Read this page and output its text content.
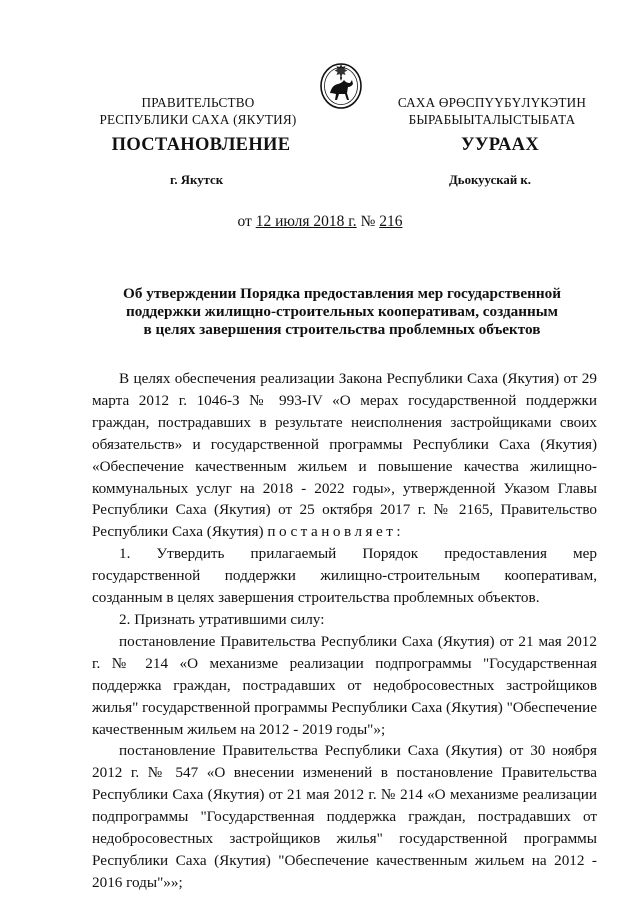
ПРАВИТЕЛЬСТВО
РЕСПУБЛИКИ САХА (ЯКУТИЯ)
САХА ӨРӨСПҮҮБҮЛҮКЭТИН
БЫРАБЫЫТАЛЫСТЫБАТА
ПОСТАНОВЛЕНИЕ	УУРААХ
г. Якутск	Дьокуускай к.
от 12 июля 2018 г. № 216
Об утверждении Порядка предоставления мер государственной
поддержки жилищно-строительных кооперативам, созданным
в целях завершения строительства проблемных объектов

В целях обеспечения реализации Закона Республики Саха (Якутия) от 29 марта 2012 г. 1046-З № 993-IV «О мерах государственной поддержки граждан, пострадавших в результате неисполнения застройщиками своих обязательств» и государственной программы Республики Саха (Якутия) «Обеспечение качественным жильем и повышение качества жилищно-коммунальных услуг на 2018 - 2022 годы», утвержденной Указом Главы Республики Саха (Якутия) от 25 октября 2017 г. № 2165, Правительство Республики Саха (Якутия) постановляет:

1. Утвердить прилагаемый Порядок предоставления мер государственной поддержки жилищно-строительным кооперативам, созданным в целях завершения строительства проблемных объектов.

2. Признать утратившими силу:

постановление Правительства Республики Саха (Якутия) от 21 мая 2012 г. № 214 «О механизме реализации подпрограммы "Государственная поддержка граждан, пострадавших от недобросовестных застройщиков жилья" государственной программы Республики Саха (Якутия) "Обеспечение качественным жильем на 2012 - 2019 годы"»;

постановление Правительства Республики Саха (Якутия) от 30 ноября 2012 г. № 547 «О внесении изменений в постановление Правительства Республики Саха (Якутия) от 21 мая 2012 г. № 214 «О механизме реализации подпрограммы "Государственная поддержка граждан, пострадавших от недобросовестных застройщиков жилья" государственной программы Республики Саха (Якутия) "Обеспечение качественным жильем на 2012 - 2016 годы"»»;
┄┄┄┄┄┄
§ Task: Pull out all lines containing "строительства".

§ Exercise result:
в целях завершения строительства проблемных объектов
1. Утвердить прилагаемый Порядок предоставления мер государственной поддержки жилищно-строительным кооперативам, созданным в целях завершения строительства проблемных объектов.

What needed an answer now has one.